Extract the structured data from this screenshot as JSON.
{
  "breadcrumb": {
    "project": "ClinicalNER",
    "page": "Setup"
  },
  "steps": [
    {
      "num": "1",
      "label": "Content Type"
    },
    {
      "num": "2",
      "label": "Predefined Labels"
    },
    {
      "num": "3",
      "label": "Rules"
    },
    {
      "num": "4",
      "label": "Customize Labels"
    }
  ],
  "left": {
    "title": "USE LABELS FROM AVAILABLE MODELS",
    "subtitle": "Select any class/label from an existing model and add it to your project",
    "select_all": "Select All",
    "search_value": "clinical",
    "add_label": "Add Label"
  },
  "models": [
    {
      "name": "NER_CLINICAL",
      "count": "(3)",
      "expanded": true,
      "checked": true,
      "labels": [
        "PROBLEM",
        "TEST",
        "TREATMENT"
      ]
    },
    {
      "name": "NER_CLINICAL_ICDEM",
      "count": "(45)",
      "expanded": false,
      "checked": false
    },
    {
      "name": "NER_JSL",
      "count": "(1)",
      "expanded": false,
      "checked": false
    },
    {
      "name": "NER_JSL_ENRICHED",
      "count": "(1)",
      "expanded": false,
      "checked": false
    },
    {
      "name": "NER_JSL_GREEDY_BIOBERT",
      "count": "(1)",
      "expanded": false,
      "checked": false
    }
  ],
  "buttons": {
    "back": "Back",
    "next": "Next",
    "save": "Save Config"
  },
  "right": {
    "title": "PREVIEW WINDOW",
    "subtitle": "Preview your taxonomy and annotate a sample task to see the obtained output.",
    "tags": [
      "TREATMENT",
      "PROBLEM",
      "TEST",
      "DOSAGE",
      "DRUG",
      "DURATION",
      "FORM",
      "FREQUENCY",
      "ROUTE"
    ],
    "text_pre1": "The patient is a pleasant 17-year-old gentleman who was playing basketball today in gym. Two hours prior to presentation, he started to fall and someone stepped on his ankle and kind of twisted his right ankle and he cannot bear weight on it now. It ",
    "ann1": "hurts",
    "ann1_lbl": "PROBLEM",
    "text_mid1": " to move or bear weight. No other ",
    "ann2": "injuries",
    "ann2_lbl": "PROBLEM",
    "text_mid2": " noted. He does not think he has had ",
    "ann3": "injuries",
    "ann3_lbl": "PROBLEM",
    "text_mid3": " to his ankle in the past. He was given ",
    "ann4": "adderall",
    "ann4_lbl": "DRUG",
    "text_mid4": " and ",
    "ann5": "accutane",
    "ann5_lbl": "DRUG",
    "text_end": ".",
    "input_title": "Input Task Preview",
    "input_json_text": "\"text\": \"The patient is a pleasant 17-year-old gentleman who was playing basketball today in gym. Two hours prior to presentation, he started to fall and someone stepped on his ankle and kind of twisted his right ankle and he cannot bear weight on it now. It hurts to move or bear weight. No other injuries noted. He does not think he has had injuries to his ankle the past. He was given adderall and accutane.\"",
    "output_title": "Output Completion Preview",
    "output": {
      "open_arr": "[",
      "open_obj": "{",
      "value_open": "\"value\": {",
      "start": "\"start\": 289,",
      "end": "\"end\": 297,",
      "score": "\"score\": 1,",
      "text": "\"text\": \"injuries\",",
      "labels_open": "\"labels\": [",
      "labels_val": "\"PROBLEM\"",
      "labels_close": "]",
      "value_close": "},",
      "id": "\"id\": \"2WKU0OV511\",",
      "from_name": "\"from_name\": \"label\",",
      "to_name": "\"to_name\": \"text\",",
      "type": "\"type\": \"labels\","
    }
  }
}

——

### Task brief
Take every line that includes the string "pleasant" and copy it.

### Output below
    "text_pre1": "The patient is a pleasant 17-year-old gentleman who was playing basketball today in gym. Two hours prior to presentation, he started to fall and someone stepped on his ankle and kind of twisted his right ankle and he cannot bear weight on it now. It ",
    "input_json_text": "\"text\": \"The patient is a pleasant 17-year-old gentleman who was playing basketball today in gym. Two hours prior to presentation, he started to fall and someone stepped on his ankle and kind of twisted his right ankle and he cannot bear weight on it now. It hurts to move or bear weight. No other injuries noted. He does not think he has had injuries to his ankle the past. He was given adderall and accutane.\"",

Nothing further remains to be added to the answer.